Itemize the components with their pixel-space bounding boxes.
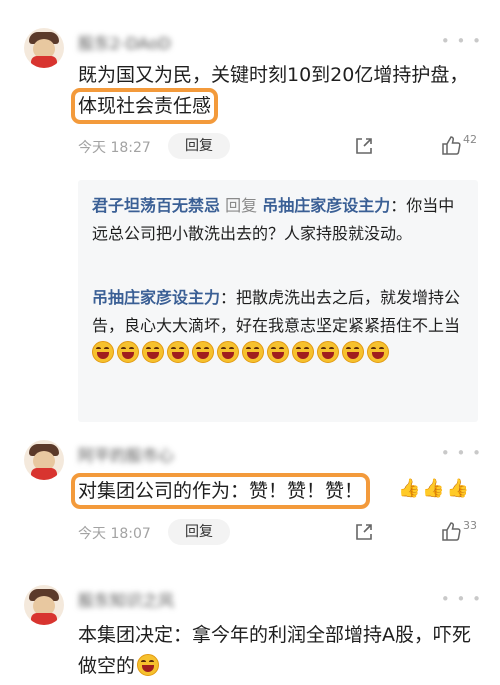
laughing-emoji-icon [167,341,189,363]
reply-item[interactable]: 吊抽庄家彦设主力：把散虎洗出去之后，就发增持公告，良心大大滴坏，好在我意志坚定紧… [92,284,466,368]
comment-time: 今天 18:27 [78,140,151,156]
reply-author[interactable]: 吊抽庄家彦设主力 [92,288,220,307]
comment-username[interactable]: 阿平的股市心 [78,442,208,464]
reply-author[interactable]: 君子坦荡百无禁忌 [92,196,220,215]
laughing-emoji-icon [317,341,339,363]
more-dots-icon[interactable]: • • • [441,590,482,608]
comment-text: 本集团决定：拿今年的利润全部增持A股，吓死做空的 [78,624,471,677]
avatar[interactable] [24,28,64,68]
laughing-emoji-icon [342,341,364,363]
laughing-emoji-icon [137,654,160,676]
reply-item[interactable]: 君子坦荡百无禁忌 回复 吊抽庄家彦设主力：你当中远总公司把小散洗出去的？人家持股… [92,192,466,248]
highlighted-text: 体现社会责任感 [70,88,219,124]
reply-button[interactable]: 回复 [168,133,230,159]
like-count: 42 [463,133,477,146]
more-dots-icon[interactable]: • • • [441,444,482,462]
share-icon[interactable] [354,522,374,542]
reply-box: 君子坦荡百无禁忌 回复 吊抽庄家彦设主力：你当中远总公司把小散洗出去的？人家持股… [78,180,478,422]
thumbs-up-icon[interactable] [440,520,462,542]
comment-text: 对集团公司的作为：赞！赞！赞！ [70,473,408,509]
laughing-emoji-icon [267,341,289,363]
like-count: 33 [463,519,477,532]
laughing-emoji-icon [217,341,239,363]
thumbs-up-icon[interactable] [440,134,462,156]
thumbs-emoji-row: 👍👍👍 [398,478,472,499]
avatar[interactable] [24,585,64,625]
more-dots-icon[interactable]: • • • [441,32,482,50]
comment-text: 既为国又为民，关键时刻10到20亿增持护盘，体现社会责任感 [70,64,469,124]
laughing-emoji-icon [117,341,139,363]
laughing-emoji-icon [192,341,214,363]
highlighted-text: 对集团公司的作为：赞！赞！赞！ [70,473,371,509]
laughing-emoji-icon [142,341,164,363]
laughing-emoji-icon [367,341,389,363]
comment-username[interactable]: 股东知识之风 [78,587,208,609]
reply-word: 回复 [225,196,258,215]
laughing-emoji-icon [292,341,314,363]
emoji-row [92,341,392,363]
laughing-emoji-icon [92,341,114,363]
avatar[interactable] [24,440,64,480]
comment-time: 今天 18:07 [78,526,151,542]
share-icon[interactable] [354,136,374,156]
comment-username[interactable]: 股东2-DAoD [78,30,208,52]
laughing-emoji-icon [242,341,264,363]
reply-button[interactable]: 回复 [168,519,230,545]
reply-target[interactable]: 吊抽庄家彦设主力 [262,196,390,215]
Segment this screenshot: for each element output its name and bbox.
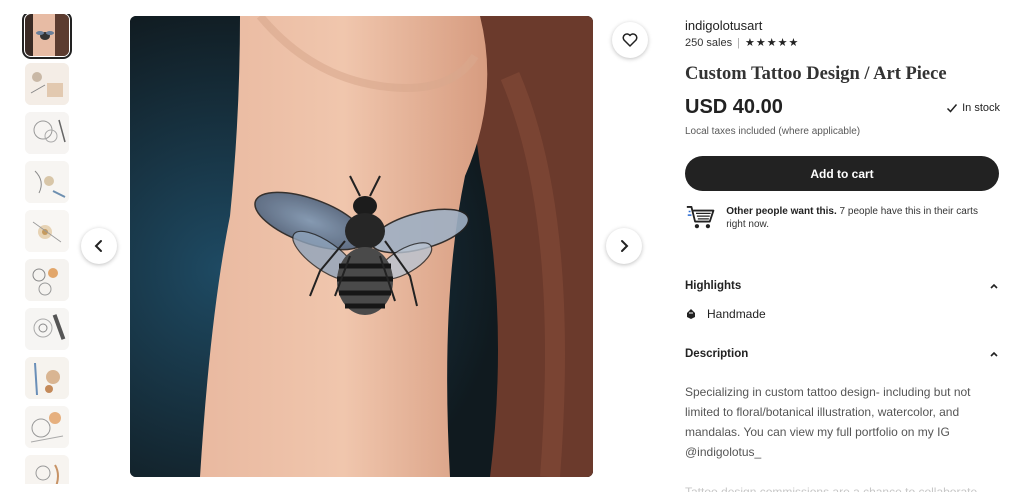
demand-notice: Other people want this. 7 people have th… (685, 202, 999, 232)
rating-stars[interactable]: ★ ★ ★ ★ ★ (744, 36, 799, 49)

* * * * * * * * *

(AIM): In the items above, give everything from the line containing "laughing-emoji-icon [167,341,189,363]" down to the line containing "more-dots-icon[interactable]: • • • [441,590,482,608]" again, replacing "reply-author" with "reply-name" and leaving all else unchanged.

(FINAL RESULT):
laughing-emoji-icon [167,341,189,363]
reply-item[interactable]: 吊抽庄家彦设主力：把散虎洗出去之后，就发增持公告，良心大大滴坏，好在我意志坚定紧… [92,284,466,368]
comment-time: 今天 18:27 [78,140,151,156]
reply-name[interactable]: 吊抽庄家彦设主力 [92,288,220,307]
comment-username[interactable]: 阿平的股市心 [78,442,208,464]
reply-name[interactable]: 君子坦荡百无禁忌 [92,196,220,215]
laughing-emoji-icon [317,341,339,363]
more-dots-icon[interactable]: • • • [441,590,482,608]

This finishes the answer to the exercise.